═════ Data for the task

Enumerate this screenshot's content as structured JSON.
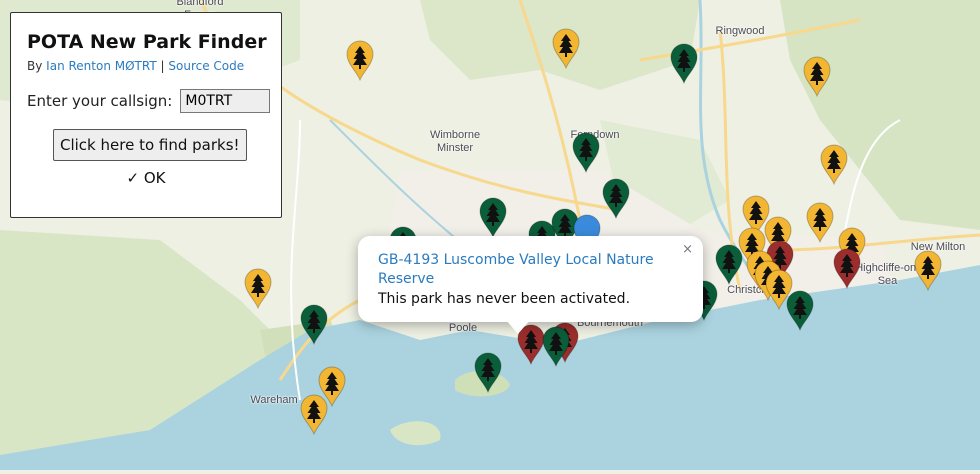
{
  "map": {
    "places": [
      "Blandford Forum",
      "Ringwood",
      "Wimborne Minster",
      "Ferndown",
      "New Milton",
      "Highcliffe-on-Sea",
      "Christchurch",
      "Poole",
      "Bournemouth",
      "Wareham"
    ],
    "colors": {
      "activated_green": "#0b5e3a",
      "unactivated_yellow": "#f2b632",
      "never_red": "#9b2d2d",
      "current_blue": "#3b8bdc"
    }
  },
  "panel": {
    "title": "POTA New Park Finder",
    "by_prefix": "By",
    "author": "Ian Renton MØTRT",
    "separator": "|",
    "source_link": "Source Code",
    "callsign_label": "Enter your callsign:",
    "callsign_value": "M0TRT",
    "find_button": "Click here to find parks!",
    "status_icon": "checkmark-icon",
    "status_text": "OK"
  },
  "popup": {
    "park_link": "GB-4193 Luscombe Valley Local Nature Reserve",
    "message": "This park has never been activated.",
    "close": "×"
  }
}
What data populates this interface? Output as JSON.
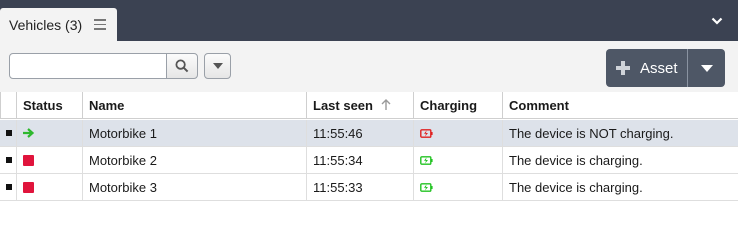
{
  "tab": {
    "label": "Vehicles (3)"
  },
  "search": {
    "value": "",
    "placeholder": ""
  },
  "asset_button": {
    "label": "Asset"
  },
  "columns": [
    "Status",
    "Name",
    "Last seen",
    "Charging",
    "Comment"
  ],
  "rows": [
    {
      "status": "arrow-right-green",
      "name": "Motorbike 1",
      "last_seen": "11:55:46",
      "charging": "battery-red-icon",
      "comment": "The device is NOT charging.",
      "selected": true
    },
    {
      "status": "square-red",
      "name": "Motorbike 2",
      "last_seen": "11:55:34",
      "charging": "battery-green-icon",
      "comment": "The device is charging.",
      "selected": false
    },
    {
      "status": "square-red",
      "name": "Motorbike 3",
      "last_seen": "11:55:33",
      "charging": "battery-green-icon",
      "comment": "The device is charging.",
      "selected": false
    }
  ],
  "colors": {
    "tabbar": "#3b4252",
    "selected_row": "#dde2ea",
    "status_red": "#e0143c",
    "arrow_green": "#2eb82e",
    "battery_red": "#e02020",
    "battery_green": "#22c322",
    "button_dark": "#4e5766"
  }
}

══════════
═════ Data for the task

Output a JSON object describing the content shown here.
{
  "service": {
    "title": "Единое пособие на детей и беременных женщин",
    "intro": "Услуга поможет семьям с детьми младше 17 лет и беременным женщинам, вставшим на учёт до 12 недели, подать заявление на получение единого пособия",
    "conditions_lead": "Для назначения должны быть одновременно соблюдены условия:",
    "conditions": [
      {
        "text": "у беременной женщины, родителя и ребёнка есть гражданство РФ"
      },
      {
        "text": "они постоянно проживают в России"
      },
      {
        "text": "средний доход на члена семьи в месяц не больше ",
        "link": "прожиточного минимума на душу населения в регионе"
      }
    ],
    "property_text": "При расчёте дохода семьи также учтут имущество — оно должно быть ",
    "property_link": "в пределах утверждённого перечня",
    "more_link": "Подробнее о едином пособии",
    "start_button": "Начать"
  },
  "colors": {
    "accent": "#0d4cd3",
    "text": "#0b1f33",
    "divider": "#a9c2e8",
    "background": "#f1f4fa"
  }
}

══════════

> Exercise directions
Find out how many lines in the listing contain the string "JSON". Give the number alone.

> Correct result
3